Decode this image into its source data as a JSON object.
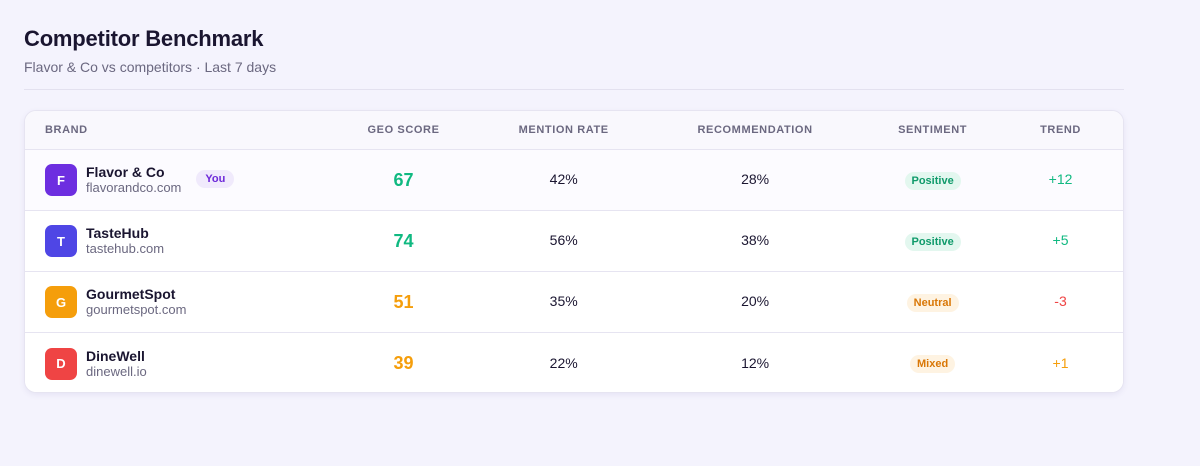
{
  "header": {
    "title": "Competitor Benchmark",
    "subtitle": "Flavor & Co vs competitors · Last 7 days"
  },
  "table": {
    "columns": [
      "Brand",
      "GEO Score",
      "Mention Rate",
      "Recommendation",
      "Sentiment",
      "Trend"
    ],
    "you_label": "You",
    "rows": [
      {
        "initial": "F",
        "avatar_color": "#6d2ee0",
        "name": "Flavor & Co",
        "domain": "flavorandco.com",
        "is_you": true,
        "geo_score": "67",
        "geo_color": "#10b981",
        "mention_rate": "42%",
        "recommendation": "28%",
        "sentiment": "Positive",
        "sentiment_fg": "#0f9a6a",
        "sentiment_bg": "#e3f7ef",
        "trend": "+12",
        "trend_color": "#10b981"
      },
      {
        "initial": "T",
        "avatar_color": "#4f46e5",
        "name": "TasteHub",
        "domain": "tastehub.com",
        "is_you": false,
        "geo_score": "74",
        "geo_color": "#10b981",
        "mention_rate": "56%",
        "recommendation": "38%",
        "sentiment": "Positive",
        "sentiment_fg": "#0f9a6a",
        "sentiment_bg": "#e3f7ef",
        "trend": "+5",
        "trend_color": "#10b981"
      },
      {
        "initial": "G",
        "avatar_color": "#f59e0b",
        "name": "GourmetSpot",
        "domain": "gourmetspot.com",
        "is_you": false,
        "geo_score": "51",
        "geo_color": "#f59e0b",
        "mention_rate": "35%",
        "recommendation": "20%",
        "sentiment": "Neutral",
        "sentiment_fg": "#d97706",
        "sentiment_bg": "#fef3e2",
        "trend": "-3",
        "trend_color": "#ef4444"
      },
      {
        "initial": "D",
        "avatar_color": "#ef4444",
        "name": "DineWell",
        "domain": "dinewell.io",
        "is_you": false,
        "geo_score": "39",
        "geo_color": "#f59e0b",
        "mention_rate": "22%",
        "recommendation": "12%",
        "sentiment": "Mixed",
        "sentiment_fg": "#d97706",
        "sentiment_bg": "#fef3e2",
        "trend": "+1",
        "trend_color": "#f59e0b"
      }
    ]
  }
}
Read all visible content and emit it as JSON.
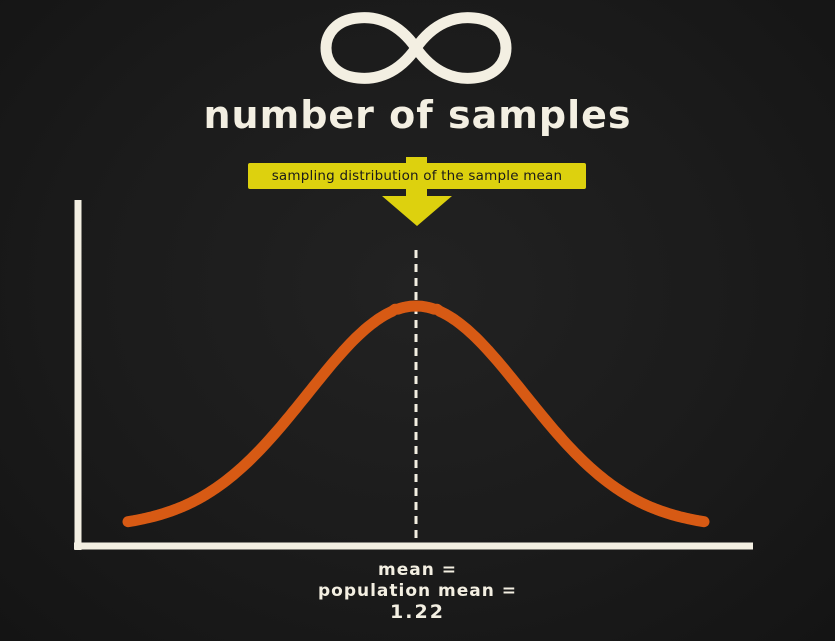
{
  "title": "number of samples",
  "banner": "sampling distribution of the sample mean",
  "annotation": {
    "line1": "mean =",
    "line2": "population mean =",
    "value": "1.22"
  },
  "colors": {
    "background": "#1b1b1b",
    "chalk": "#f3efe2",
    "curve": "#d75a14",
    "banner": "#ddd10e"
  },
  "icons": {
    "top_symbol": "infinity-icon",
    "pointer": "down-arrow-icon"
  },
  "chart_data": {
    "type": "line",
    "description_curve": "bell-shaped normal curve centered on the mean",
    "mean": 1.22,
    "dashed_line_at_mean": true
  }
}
...
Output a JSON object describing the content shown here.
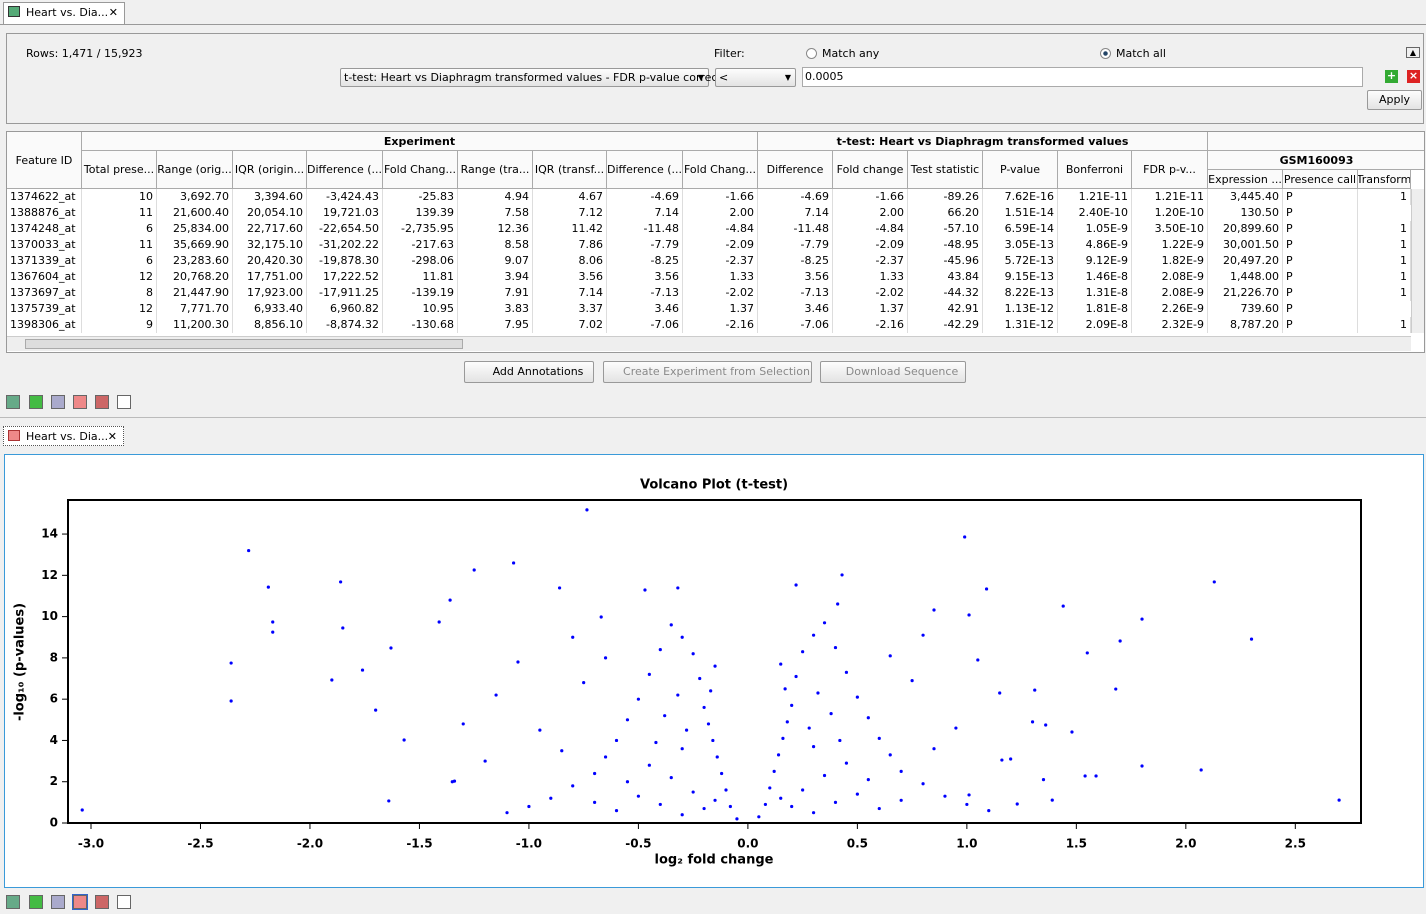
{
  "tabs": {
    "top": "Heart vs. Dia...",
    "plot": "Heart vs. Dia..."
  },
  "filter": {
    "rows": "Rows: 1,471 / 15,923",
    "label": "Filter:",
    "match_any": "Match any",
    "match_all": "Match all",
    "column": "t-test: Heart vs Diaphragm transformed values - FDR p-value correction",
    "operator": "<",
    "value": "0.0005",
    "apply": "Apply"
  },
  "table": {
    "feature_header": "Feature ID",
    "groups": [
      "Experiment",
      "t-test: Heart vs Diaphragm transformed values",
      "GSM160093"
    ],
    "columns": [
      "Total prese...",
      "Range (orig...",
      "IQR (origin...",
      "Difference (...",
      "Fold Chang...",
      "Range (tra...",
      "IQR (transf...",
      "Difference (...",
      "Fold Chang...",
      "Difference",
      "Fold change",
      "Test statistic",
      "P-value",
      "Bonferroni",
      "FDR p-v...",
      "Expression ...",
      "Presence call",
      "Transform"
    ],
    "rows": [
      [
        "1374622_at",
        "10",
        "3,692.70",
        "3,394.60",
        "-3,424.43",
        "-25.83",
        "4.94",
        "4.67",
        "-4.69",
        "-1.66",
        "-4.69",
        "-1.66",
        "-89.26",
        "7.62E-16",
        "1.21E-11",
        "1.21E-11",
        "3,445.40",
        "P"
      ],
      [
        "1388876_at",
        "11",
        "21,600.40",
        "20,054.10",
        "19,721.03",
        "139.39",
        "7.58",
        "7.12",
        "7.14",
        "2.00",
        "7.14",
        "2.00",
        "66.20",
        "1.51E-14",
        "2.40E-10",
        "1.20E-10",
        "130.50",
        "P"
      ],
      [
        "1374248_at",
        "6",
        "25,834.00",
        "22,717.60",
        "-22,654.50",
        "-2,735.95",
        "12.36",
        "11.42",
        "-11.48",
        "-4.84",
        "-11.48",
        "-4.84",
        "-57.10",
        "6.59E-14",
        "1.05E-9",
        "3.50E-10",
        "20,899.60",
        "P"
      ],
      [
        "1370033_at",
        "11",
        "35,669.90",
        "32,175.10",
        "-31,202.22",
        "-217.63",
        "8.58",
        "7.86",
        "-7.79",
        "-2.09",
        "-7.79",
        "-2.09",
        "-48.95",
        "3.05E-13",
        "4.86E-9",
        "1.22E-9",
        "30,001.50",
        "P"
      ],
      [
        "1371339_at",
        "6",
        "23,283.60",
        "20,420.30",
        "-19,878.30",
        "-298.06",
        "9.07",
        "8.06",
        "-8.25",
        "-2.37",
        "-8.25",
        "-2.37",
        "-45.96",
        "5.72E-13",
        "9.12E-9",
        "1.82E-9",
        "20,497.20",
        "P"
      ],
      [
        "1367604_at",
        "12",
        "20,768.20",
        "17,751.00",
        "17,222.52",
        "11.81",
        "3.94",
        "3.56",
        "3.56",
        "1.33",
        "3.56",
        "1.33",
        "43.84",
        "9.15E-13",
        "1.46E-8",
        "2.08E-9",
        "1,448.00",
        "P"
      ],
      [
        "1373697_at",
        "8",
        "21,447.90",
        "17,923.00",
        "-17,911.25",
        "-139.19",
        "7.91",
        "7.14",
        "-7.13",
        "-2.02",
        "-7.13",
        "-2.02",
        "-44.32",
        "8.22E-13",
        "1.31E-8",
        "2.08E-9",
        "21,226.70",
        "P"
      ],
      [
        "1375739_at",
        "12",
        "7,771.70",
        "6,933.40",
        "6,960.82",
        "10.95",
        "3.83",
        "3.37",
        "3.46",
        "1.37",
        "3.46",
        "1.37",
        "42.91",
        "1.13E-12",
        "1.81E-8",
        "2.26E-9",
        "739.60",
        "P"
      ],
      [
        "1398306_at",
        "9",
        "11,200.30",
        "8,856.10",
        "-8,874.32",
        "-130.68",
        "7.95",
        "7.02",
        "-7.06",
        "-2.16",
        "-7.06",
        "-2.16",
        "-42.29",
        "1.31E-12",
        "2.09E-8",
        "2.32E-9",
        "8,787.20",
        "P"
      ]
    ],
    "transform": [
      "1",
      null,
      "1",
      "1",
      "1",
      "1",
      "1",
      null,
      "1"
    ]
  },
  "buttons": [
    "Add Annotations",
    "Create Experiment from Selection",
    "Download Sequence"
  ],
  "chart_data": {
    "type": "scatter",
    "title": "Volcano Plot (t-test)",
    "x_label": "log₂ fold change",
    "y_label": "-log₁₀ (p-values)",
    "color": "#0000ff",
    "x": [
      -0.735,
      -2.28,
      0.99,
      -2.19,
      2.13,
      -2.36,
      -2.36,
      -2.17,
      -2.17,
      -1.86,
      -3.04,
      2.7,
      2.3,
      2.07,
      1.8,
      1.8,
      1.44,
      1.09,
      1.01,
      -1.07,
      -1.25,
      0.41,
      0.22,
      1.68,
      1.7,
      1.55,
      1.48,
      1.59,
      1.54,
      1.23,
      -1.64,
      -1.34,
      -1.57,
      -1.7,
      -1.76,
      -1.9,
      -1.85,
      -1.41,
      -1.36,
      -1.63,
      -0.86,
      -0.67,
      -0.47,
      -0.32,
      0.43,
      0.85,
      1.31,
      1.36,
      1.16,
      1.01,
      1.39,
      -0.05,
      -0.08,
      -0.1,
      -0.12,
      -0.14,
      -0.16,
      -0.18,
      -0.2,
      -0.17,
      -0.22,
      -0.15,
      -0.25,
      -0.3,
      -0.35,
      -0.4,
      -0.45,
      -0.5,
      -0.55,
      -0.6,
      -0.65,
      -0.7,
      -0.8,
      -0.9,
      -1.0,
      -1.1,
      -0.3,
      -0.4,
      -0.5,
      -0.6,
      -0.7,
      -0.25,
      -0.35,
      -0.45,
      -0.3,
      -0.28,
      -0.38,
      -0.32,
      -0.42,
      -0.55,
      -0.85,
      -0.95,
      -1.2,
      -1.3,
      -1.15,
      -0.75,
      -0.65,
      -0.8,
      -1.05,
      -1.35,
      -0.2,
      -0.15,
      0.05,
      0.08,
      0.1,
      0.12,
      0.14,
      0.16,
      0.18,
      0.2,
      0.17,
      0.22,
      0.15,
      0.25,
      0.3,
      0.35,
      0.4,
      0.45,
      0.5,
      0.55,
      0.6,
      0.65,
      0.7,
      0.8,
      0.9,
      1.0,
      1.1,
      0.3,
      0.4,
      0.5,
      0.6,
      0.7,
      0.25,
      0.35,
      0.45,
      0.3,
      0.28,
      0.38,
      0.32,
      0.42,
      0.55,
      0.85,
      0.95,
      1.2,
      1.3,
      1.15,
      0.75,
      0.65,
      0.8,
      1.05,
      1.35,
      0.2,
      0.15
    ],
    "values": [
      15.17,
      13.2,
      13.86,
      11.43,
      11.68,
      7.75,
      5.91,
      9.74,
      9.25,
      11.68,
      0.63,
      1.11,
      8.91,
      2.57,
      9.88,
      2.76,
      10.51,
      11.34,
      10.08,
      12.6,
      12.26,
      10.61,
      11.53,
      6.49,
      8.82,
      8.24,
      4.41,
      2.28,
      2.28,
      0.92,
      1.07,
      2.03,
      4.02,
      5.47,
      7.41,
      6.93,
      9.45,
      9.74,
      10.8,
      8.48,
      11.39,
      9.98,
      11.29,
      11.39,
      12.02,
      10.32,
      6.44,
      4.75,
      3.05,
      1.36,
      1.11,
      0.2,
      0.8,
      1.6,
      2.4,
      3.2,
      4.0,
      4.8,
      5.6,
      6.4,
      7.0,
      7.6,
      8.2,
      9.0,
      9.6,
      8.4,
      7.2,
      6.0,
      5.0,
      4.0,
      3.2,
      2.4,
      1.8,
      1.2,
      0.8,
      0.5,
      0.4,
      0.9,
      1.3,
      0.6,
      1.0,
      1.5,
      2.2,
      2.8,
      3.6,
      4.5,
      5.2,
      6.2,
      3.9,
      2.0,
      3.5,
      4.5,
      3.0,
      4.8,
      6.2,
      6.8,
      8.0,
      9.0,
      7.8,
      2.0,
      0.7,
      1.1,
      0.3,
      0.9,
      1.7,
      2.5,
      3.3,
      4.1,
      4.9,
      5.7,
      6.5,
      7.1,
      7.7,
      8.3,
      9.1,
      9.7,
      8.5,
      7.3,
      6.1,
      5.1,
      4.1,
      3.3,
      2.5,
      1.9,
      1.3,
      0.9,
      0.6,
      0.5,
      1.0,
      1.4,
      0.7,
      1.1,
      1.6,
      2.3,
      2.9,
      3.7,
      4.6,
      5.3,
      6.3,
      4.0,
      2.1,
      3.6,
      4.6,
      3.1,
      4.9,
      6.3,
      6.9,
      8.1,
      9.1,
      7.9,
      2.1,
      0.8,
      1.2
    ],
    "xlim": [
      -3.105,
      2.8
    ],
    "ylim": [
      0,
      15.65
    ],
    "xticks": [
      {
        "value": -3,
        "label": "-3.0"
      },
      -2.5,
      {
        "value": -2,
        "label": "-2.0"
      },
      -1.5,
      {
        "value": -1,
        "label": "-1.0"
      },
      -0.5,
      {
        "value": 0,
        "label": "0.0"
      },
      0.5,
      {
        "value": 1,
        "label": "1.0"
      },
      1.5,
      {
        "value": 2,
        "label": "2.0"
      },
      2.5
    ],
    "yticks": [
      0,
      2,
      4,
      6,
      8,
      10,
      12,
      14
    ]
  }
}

## Exercise task:
Collect each line holding the string "domain".

## Answer to the problem:
        "domain": "flavorandco.com",
        "domain": "tastehub.com",
        "domain": "gourmetspot.com",
        "domain": "dinewell.io",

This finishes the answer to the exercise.